- _Written problem_
Output all the data exactly. Pictures do not belong in the copy.

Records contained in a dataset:
----------------------------------------
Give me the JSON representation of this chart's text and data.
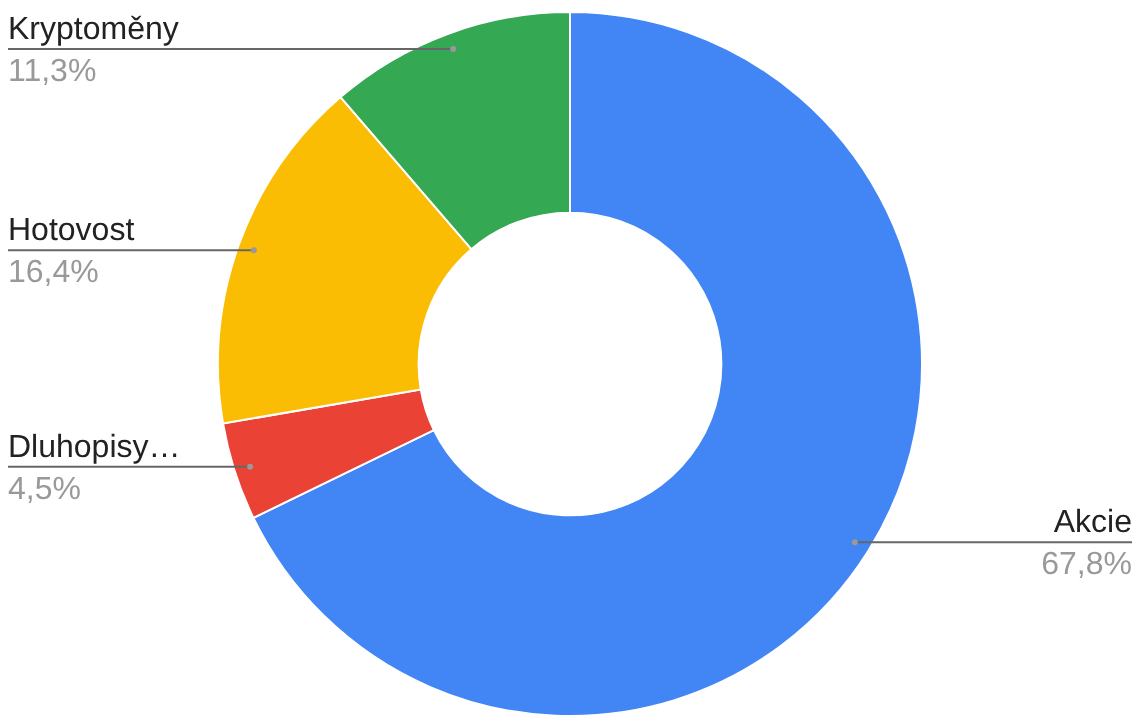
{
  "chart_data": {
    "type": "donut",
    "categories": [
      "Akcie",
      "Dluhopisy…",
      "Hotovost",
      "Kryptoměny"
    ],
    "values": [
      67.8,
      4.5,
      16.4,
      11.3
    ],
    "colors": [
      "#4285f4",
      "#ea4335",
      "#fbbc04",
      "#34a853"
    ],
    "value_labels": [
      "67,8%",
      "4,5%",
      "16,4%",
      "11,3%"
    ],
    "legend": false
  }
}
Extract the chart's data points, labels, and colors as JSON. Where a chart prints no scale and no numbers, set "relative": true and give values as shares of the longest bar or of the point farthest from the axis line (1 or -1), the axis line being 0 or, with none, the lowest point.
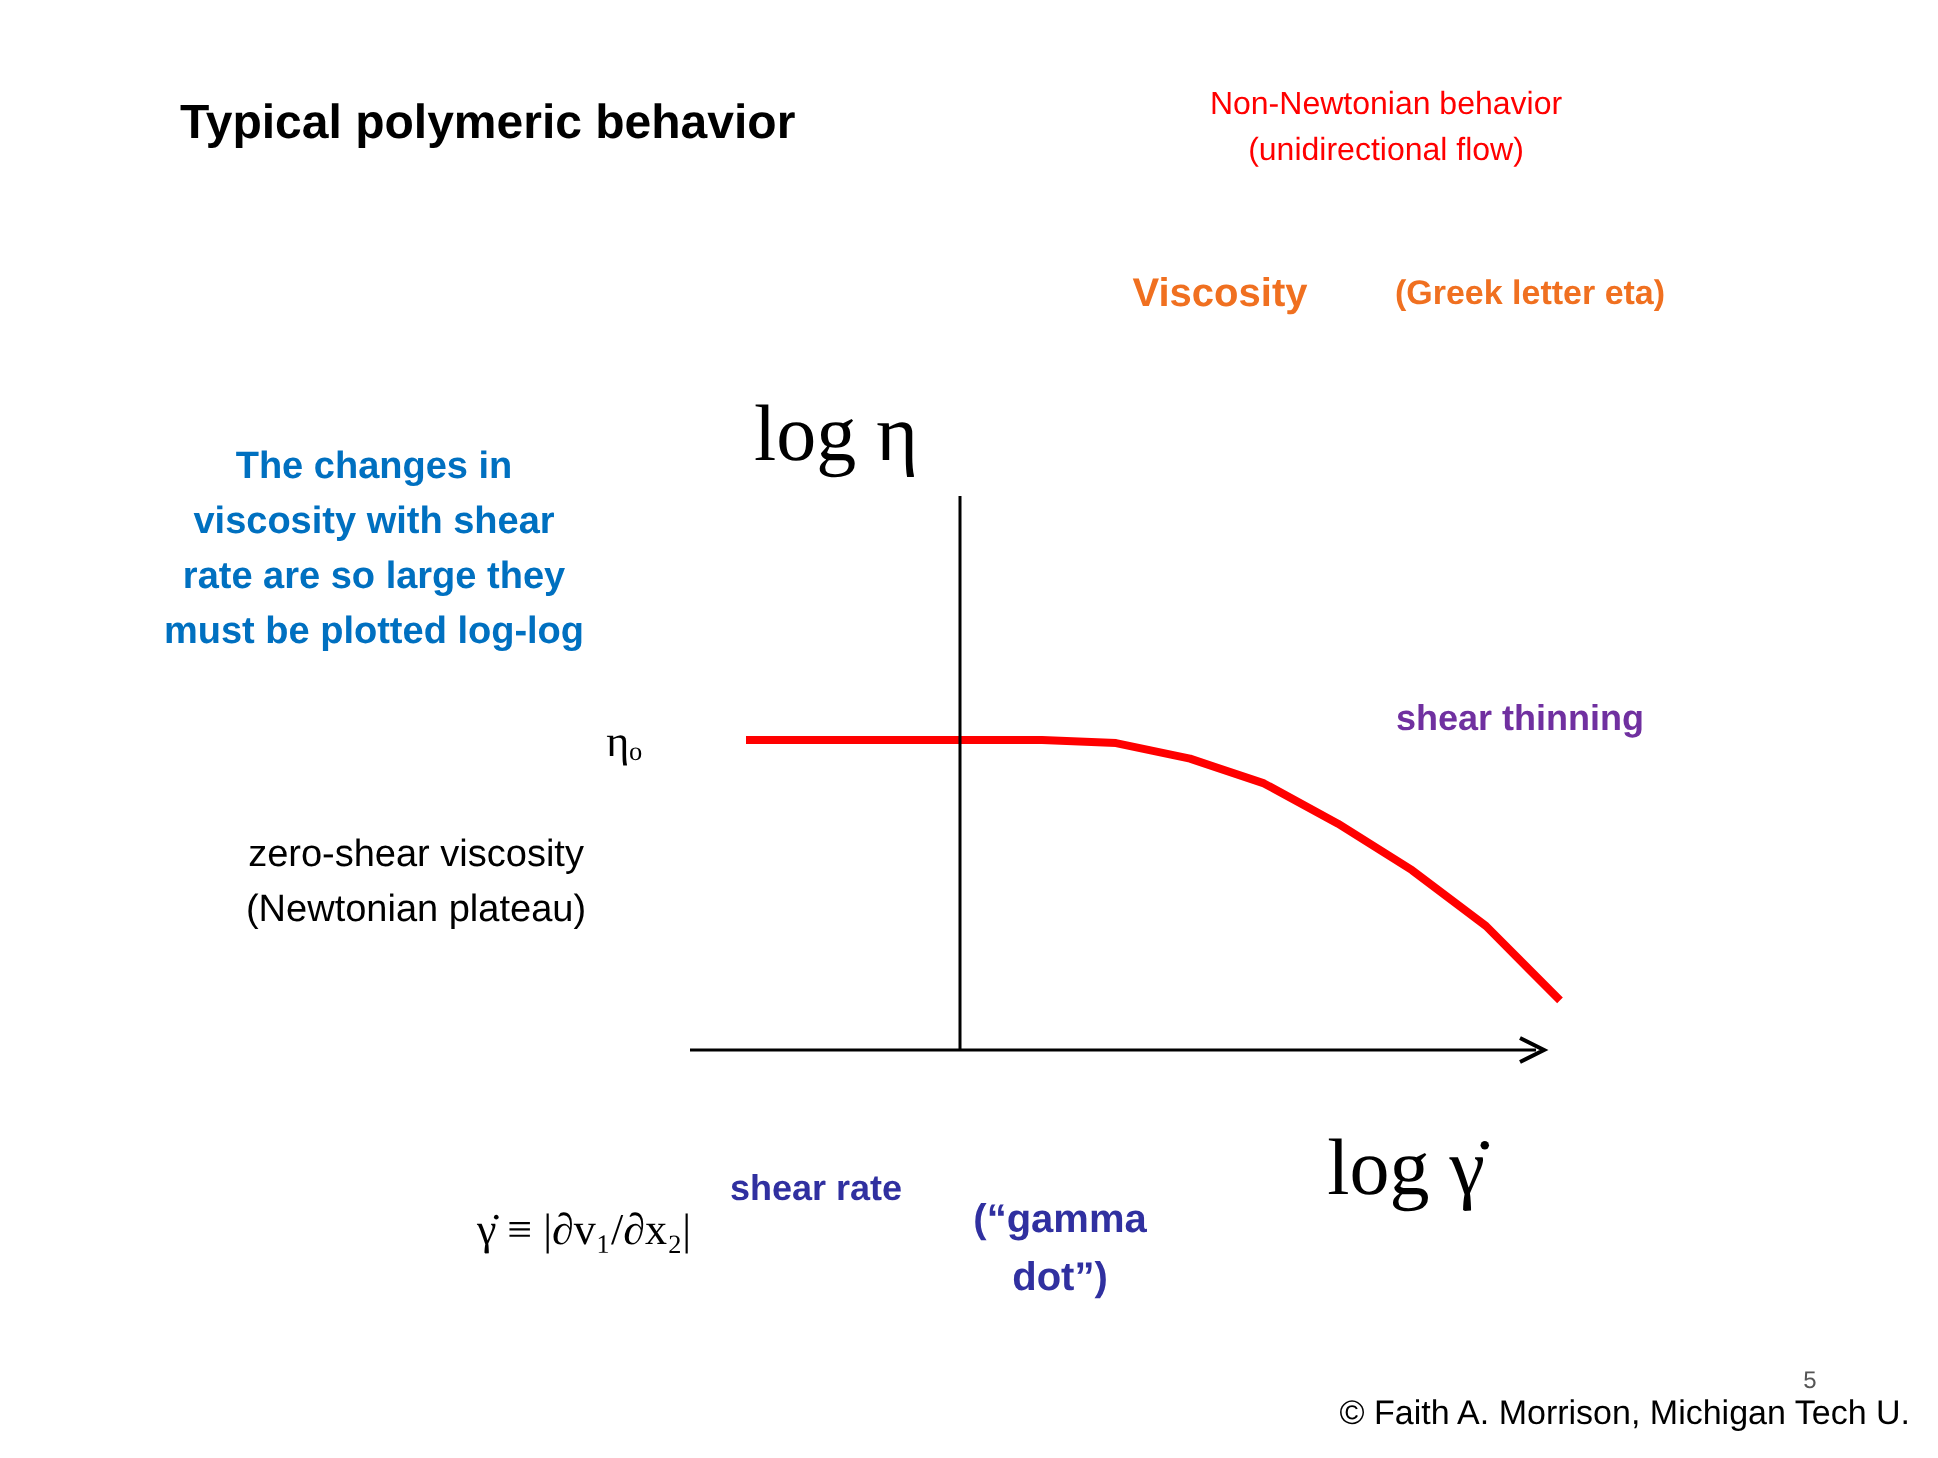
----------------------------------------
- _Task output_
Give me the JSON representation of this chart's text and data.
{
  "chart_data": {
    "type": "donut",
    "categories": [
      "Akcie",
      "Dluhopisy…",
      "Hotovost",
      "Kryptoměny"
    ],
    "values": [
      67.8,
      4.5,
      16.4,
      11.3
    ],
    "colors": [
      "#4285f4",
      "#ea4335",
      "#fbbc04",
      "#34a853"
    ],
    "value_labels": [
      "67,8%",
      "4,5%",
      "16,4%",
      "11,3%"
    ],
    "legend": false
  }
}
Extract the chart's data points, labels, and colors as JSON. Where a chart prints no scale and no numbers, set "relative": true and give values as shares of the longest bar or of the point farthest from the axis line (1 or -1), the axis line being 0 or, with none, the lowest point.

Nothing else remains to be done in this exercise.